▶ [AIM OF THE TASK]: Repeat every record exactly, but keep images out of the copy.
— START OF EXCERPTED DATA —
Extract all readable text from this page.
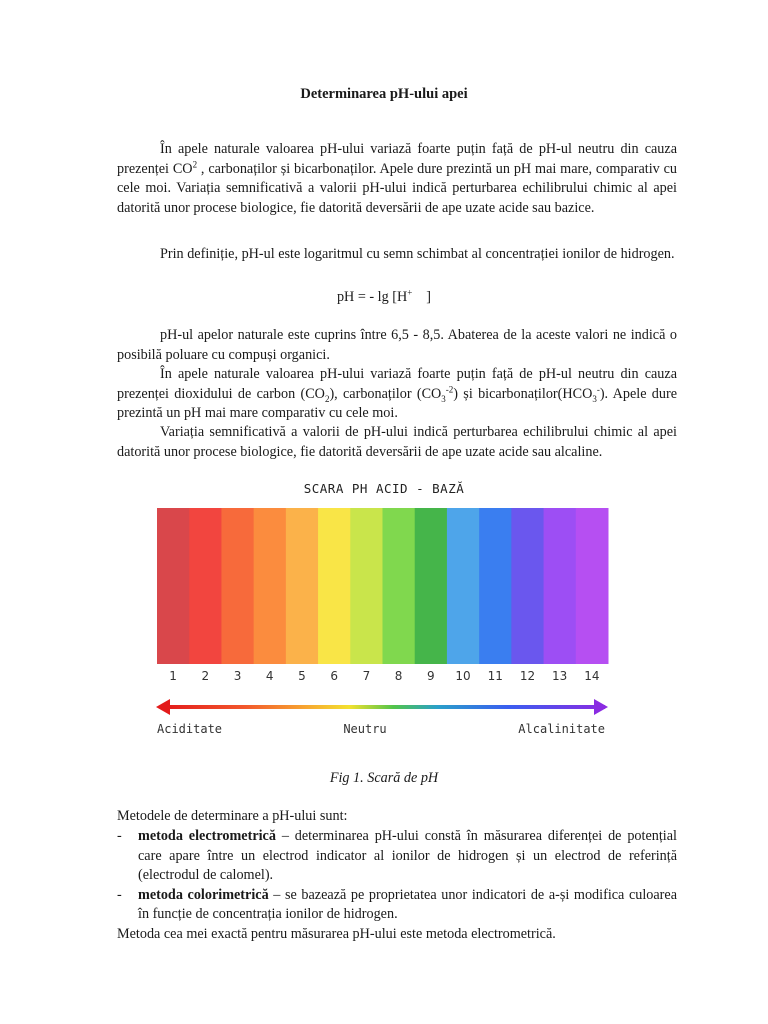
Determinarea pH-ului apei

În apele naturale valoarea pH-ului variază foarte puțin față de pH-ul neutru din cauza prezenței $CO^2$ , carbonaților și bicarbonaților. Apele dure prezintă un pH mai mare, comparativ cu cele moi. Variația semnificativă a valorii pH-ului indică perturbarea echilibrului chimic al apei datorită unor procese biologice, fie datorită deversării de ape uzate acide sau bazice.

Prin definiție, pH-ul este logaritmul cu semn schimbat al concentrației ionilor de hidrogen.

pH = - lg [H+ ]

pH-ul apelor naturale este cuprins între 6,5 - 8,5. Abaterea de la aceste valori ne indică o posibilă poluare cu compuși organici.

În apele naturale valoarea pH-ului variază foarte puțin față de pH-ul neutru din cauza prezenței dioxidului de carbon $(CO_2)$, carbonaților $(CO_3^{-2})$ și $bicarbonaților(HCO_3^-)$. Apele dure prezintă un pH mai mare comparativ cu cele moi.

Variația semnificativă a valorii de pH-ului indică perturbarea echilibrului chimic al apei datorită unor procese biologice, fie datorită deversării de ape uzate acide sau alcaline.

SCARA PH ACID - BAZĂ
1 2 3 4 5 6 7 8 9 10 11 12 13 14
Aciditate	Neutru	Alcalinitate
Fig 1. Scară de pH

Metodele de determinare a pH-ului sunt:

- metoda electrometrică – determinarea pH-ului constă în măsurarea diferenței de potențial care apare între un electrod indicator al ionilor de hidrogen și un electrod de referință (electrodul de calomel).
- metoda colorimetrică – se bazează pe proprietatea unor indicatori de a-și modifica culoarea în funcție de concentrația ionilor de hidrogen.

Metoda cea mei exactă pentru măsurarea pH-ului este metoda electrometrică.
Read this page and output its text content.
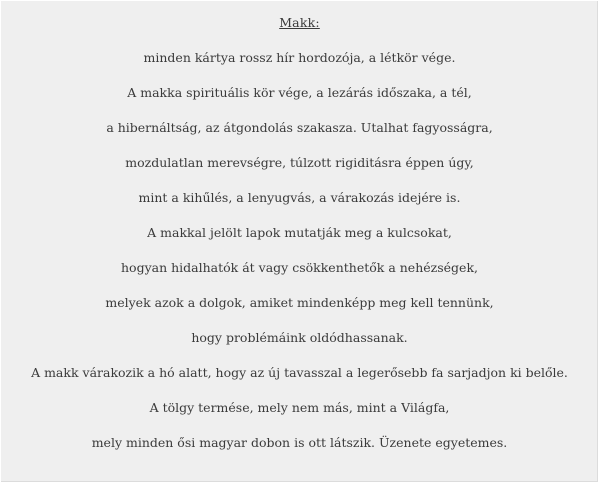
Makk:
minden kártya rossz hír hordozója, a létkör vége.
A makka spirituális kör vége, a lezárás időszaka, a tél,
a hibernáltság, az átgondolás szakasza. Utalhat fagyosságra,
mozdulatlan merevségre, túlzott rigiditásra éppen úgy,
mint a kihűlés, a lenyugvás, a várakozás idejére is.
A makkal jelölt lapok mutatják meg a kulcsokat,
hogyan hidalhatók át vagy csökkenthetők a nehézségek,
melyek azok a dolgok, amiket mindenképp meg kell tennünk,
hogy problémáink oldódhassanak.
A makk várakozik a hó alatt, hogy az új tavasszal a legerősebb fa sarjadjon ki belőle.
A tölgy termése, mely nem más, mint a Világfa,
mely minden ősi magyar dobon is ott látszik. Üzenete egyetemes.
— END OF EXCERPTED DATA —
▶ [RESULT FOR THIS EXERCISE]:
Extract all readable text from this page.
Determinarea pH-ului apei

În apele naturale valoarea pH-ului variază foarte puțin față de pH-ul neutru din cauza prezenței $CO^2$ , carbonaților și bicarbonaților. Apele dure prezintă un pH mai mare, comparativ cu cele moi. Variația semnificativă a valorii pH-ului indică perturbarea echilibrului chimic al apei datorită unor procese biologice, fie datorită deversării de ape uzate acide sau bazice.

Prin definiție, pH-ul este logaritmul cu semn schimbat al concentrației ionilor de hidrogen.

pH = - lg [H+ ]

pH-ul apelor naturale este cuprins între 6,5 - 8,5. Abaterea de la aceste valori ne indică o posibilă poluare cu compuși organici.

În apele naturale valoarea pH-ului variază foarte puțin față de pH-ul neutru din cauza prezenței dioxidului de carbon $(CO_2)$, carbonaților $(CO_3^{-2})$ și $bicarbonaților(HCO_3^-)$. Apele dure prezintă un pH mai mare comparativ cu cele moi.

Variația semnificativă a valorii de pH-ului indică perturbarea echilibrului chimic al apei datorită unor procese biologice, fie datorită deversării de ape uzate acide sau alcaline.

SCARA PH ACID - BAZĂ
1 2 3 4 5 6 7 8 9 10 11 12 13 14
Aciditate	Neutru	Alcalinitate
Fig 1. Scară de pH

Metodele de determinare a pH-ului sunt:

- metoda electrometrică – determinarea pH-ului constă în măsurarea diferenței de potențial care apare între un electrod indicator al ionilor de hidrogen și un electrod de referință (electrodul de calomel).
- metoda colorimetrică – se bazează pe proprietatea unor indicatori de a-și modifica culoarea în funcție de concentrația ionilor de hidrogen.

Metoda cea mei exactă pentru măsurarea pH-ului este metoda electrometrică.
Read this page and output its text content.
Makk:
minden kártya rossz hír hordozója, a létkör vége.
A makka spirituális kör vége, a lezárás időszaka, a tél,
a hibernáltság, az átgondolás szakasza. Utalhat fagyosságra,
mozdulatlan merevségre, túlzott rigiditásra éppen úgy,
mint a kihűlés, a lenyugvás, a várakozás idejére is.
A makkal jelölt lapok mutatják meg a kulcsokat,
hogyan hidalhatók át vagy csökkenthetők a nehézségek,
melyek azok a dolgok, amiket mindenképp meg kell tennünk,
hogy problémáink oldódhassanak.
A makk várakozik a hó alatt, hogy az új tavasszal a legerősebb fa sarjadjon ki belőle.
A tölgy termése, mely nem más, mint a Világfa,
mely minden ősi magyar dobon is ott látszik. Üzenete egyetemes.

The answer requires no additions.